◆ WORK TO DO ◆
Set down each record exactly as written.

-- begin EXERCISE INPUT --

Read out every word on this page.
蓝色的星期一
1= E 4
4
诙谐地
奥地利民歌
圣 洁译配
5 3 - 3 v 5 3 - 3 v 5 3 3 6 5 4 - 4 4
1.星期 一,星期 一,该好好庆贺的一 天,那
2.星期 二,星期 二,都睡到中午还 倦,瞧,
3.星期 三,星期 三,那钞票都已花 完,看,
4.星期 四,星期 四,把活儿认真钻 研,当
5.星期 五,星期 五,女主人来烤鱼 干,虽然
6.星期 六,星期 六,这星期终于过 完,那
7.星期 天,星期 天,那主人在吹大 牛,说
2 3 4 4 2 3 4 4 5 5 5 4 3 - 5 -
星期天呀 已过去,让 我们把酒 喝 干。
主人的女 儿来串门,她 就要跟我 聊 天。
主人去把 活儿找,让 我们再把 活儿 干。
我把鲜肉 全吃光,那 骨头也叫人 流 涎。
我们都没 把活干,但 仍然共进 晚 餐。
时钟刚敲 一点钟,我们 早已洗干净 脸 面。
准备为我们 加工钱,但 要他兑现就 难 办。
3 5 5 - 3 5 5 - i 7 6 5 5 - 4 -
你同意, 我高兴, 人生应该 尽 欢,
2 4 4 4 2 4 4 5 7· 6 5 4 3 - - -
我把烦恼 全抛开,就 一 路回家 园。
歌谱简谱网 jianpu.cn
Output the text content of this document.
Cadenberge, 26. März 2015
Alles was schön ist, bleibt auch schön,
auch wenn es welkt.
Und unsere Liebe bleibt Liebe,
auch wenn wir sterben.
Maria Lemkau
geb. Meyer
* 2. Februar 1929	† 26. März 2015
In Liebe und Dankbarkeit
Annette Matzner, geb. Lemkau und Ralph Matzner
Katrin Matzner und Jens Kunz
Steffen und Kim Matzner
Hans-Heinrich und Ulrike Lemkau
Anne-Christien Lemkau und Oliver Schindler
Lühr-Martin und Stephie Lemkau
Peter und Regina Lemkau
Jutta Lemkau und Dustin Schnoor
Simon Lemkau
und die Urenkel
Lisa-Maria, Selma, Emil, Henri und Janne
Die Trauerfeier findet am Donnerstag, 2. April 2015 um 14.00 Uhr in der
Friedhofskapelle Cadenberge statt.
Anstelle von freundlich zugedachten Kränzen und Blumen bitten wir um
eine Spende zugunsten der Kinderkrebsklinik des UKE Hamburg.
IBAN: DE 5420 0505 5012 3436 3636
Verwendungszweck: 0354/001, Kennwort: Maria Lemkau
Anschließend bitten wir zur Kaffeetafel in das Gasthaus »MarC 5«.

-- end EXERCISE INPUT --

◆ EXPECTED OUTPUT ◆
Read out every word on this page.
蓝色的星期一
1= E 4
4
诙谐地
奥地利民歌
圣 洁译配
5 3 - 3 v 5 3 - 3 v 5 3 3 6 5 4 - 4 4
1.星期 一,星期 一,该好好庆贺的一 天,那
2.星期 二,星期 二,都睡到中午还 倦,瞧,
3.星期 三,星期 三,那钞票都已花 完,看,
4.星期 四,星期 四,把活儿认真钻 研,当
5.星期 五,星期 五,女主人来烤鱼 干,虽然
6.星期 六,星期 六,这星期终于过 完,那
7.星期 天,星期 天,那主人在吹大 牛,说
2 3 4 4 2 3 4 4 5 5 5 4 3 - 5 -
星期天呀 已过去,让 我们把酒 喝 干。
主人的女 儿来串门,她 就要跟我 聊 天。
主人去把 活儿找,让 我们再把 活儿 干。
我把鲜肉 全吃光,那 骨头也叫人 流 涎。
我们都没 把活干,但 仍然共进 晚 餐。
时钟刚敲 一点钟,我们 早已洗干净 脸 面。
准备为我们 加工钱,但 要他兑现就 难 办。
3 5 5 - 3 5 5 - i 7 6 5 5 - 4 -
你同意, 我高兴, 人生应该 尽 欢,
2 4 4 4 2 4 4 5 7· 6 5 4 3 - - -
我把烦恼 全抛开,就 一 路回家 园。
歌谱简谱网 jianpu.cn
Output the text content of this document.
Cadenberge, 26. März 2015
Alles was schön ist, bleibt auch schön,
auch wenn es welkt.
Und unsere Liebe bleibt Liebe,
auch wenn wir sterben.
Maria Lemkau
geb. Meyer
* 2. Februar 1929	† 26. März 2015
In Liebe und Dankbarkeit
Annette Matzner, geb. Lemkau und Ralph Matzner
Katrin Matzner und Jens Kunz
Steffen und Kim Matzner
Hans-Heinrich und Ulrike Lemkau
Anne-Christien Lemkau und Oliver Schindler
Lühr-Martin und Stephie Lemkau
Peter und Regina Lemkau
Jutta Lemkau und Dustin Schnoor
Simon Lemkau
und die Urenkel
Lisa-Maria, Selma, Emil, Henri und Janne
Die Trauerfeier findet am Donnerstag, 2. April 2015 um 14.00 Uhr in der
Friedhofskapelle Cadenberge statt.
Anstelle von freundlich zugedachten Kränzen und Blumen bitten wir um
eine Spende zugunsten der Kinderkrebsklinik des UKE Hamburg.
IBAN: DE 5420 0505 5012 3436 3636
Verwendungszweck: 0354/001, Kennwort: Maria Lemkau
Anschließend bitten wir zur Kaffeetafel in das Gasthaus »MarC 5«.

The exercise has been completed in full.